- **Quoted text**:
·····

IPD launched a dedicated Spezialfonds index last year, offering greater transparency. Daniel Piazolo and Sebastian Gläsner explore the latest numbers

The German market for open-ended property funds under German investment law can be divided into three groups. The first consists of 22 public funds that are open to retail investors. With a total fund volume (NAV) of €73.6bn, this group contains the largest open-ended funds. The second group is real estate Spezialfonds, with more than 200 funds worth €36.4bn. The third group is formed by institutional public funds. Those funds are legally structured as public funds, but are exclusively available to institutional investors. The group contains 30 funds with €11.5bn NAV. Since both Spezialfonds and institutional public funds target institutional investors, they make up the relevant market for the IPD/BVI German Quarterly Spezialfonds Index SFIX.

Over the past decade, fund volumes of retail products and institutional funds have developed differently. Retail fund volumes were quite volatile at the beginning of the millennium, with figures starting at €45bn in 2000, reaching a peak of more than €80bn in 2004, and dropping back to €74bn in 2012. Fund volumes of institutional products, in contrast, showed a constant growth between 2000-12. The aggregated fund volume of open-ended property funds of institutional investors rose from €8.7bn in 2000 to €47.9bn in 2012, moving upwards in recent quarters.

Market transparency among German open-ended property funds for retail investors has grown improved constantly over the last few decades and has reached a high level international. Detailed information on the fund characteristics and fund performance is publicly available for all 22 vehicles, and IPD publishes a monthly performance index covering 100% of the market.

For open-ended institutional property funds, and especially for the Spezialfonds, market transparency has been very limited. The publication of the IPD/BVI German Quarterly Spezialfonds Index SFIX in the third quarter 2012 is a huge step towards greater market transparency. Participating funds disclose recent and historic performance information on a confidential basis to IPD so it can provide a meaningful and timely benchmark to the fund industry. The SFIX index starts in December 2006 and is updated on a quarterly basis six weeks after the end of the quarter. Since the index started, both the fund market and the index coverage strongly grew. By the end of the third quarter 2012, the index contained 110 funds with €27.5bn NAV and covered 60% of the German institutional property funds market.

Figure 3 shows the headline index development starting in December 2006 at 100. The lines refer to the quarterly index and regional sub-index returns, and the shaded area states the aggregated index performance of the headline index. The overall SFIX index contains 110 funds with €27.5bn NAV. Since the sub-index SFIX Europe has 53 vehicles with €15.9bn NAV compared with only 44 funds in the SFIX Germany with €9.3bn NAV, the performance of the SFIX Europe funds has a stronger impact on the headline index than the performance of the German allocated funds. In the years 2006 and 2007, both regional sub-indexes performed at a comparable level. From the year 2008 until today, the performance of the SFIX Germany is significantly higher than the performance of its European allocated counterpart. The weak performance of European direct property markets is also reflected in the SFIX Europe returns.

·····

- **Material shown**:
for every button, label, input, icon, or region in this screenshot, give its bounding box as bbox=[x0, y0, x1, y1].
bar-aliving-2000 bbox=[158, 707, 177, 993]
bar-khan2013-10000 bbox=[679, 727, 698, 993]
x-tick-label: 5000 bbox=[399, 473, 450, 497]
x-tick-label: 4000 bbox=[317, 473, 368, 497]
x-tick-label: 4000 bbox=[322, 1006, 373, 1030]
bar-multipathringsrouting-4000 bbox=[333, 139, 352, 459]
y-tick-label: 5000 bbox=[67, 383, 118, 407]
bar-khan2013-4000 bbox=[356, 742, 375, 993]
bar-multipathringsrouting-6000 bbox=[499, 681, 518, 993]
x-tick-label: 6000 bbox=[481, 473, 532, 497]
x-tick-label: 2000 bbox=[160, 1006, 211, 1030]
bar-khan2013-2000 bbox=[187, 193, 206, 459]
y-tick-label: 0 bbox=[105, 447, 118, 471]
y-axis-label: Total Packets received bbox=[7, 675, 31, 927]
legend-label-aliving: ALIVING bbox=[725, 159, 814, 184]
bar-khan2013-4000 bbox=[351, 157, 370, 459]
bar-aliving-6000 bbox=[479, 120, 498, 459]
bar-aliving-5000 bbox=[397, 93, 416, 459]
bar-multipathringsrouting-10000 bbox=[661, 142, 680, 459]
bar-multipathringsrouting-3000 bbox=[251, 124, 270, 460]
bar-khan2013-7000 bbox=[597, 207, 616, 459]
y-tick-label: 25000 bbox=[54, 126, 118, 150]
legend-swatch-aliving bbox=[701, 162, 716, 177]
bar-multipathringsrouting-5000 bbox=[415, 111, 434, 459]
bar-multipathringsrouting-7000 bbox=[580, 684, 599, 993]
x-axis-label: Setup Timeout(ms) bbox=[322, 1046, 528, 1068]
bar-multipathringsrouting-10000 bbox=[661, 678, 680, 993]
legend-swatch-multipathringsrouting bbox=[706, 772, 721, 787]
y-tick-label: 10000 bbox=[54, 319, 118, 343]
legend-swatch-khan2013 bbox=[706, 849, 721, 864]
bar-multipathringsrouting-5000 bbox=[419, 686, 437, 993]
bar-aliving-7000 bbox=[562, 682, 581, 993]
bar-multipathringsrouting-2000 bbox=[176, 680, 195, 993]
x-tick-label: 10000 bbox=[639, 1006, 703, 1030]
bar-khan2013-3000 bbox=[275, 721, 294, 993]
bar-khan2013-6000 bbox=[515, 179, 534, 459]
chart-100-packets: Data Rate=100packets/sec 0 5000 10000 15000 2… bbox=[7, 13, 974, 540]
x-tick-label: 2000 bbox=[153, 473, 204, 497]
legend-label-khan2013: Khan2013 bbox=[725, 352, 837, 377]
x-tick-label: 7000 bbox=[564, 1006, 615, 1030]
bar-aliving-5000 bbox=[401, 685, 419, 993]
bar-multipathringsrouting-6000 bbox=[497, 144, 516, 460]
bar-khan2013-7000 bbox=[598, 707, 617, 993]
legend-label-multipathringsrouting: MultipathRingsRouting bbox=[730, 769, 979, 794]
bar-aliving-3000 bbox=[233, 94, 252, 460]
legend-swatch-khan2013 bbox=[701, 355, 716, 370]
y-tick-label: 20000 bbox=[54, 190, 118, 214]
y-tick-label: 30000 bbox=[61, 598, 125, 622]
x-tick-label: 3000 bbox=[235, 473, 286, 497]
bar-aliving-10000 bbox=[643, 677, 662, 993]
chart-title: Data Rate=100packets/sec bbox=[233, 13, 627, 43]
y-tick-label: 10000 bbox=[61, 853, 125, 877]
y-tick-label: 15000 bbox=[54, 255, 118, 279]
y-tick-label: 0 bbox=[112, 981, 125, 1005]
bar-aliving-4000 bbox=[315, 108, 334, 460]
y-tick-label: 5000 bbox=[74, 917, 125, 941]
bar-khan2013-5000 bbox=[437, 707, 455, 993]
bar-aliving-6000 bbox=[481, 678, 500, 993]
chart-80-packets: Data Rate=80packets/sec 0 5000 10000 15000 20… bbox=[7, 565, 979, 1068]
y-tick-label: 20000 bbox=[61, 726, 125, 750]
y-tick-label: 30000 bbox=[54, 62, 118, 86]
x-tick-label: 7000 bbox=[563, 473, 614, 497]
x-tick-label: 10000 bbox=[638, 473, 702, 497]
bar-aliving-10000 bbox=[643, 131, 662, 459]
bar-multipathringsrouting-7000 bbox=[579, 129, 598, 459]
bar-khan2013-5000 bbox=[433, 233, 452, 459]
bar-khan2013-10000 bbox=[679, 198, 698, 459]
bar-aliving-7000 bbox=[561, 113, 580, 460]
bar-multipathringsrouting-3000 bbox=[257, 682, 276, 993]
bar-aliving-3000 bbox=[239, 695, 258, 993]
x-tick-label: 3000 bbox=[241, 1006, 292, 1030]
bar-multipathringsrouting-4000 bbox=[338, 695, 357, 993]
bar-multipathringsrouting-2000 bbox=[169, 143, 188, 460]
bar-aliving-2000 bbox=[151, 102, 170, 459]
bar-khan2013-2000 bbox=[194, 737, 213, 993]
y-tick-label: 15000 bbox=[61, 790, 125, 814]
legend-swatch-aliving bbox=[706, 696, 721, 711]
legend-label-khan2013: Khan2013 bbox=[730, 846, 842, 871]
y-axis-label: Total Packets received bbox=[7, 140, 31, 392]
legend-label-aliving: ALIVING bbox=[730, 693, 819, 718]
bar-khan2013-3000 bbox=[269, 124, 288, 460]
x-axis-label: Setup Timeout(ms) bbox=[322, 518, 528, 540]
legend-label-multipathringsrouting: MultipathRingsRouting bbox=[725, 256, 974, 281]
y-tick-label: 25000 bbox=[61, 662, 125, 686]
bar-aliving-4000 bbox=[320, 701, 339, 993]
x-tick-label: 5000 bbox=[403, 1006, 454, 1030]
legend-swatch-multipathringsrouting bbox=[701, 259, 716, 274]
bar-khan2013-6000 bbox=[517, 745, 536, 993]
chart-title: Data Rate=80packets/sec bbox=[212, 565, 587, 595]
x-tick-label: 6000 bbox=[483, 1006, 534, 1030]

·····

- **Problems to solve**:
**a.** In the records, rewrite the part that runs from the start through the line containing "bar-multipathringsrouting-4000 bbox=[333, 139, 352, 459]", changing "x-tick-label" to "x-axis-tick" and leaving everything else as it is.
**b.** Carry the piece on German open-ended property funds forward from its last sentence.

- **Responses per task**:
**a.**
for every button, label, input, icon, or region in this screenshot, give its bounding box as bbox=[x0, y0, x1, y1].
bar-aliving-2000 bbox=[158, 707, 177, 993]
bar-khan2013-10000 bbox=[679, 727, 698, 993]
x-axis-tick: 5000 bbox=[399, 473, 450, 497]
x-axis-tick: 4000 bbox=[317, 473, 368, 497]
x-axis-tick: 4000 bbox=[322, 1006, 373, 1030]
bar-multipathringsrouting-4000 bbox=[333, 139, 352, 459]

**b.**
The table over page summarises the main index results available each quarter. The performance of the SFIX Germany exceeds the results of the SFIX Europe in all time periods reported. In the five-year period ending Q3 2012, the outperformance reached 2.6 percentage points on an annualised basis. However, outperformance of German allocated funds has to be put into perspective, since sector allocation of both regional sub-indexes differs substantially. While the majority of European fund portfolios are predominantly invested in office and retail properties, many German portfolios are invested in more specialised assets such as logistics, hotels or health. Therefore, a part of the outperformance of the SFIX Germany can be explained by the poor performance of funds invested in office properties.

The performance of the SFIX split by sector allocation shows that office performed worse in all analysed periods. As a consequence of the limited sample size of specialised funds with regard to sector allocation and the confidentiality of fund data, IPD cannot publish sub-indexes for those subsets, but the performance of 15 vehicles worth €2bn NAV with an investment focus in logistics, healthcare, residential and hotels tended to outperform the funds with a classic sector allocation. More details on the SFIX sub-indexes and their asset allocation are available in the annual study on institutional fund performance.

The outperformance of German allocated Spezialfonds began in 2008, and to the end of the third quarter 2012, the sub-index was at 131 points, an increase of 31% compared with the index inception in December 2006. The sub-index SFIX Europe reached 116 points, equaling a 16% return over the 13 quarters starting in Q1 2007.

The outperformance of SFIX Germany funds is in line with relatively stable direct property performance on the German market in recent years. While many European markets suffered substantial negative capital growth rates in 2008-09 – which offset positive income returns – negative capital growth in Germany was less severe.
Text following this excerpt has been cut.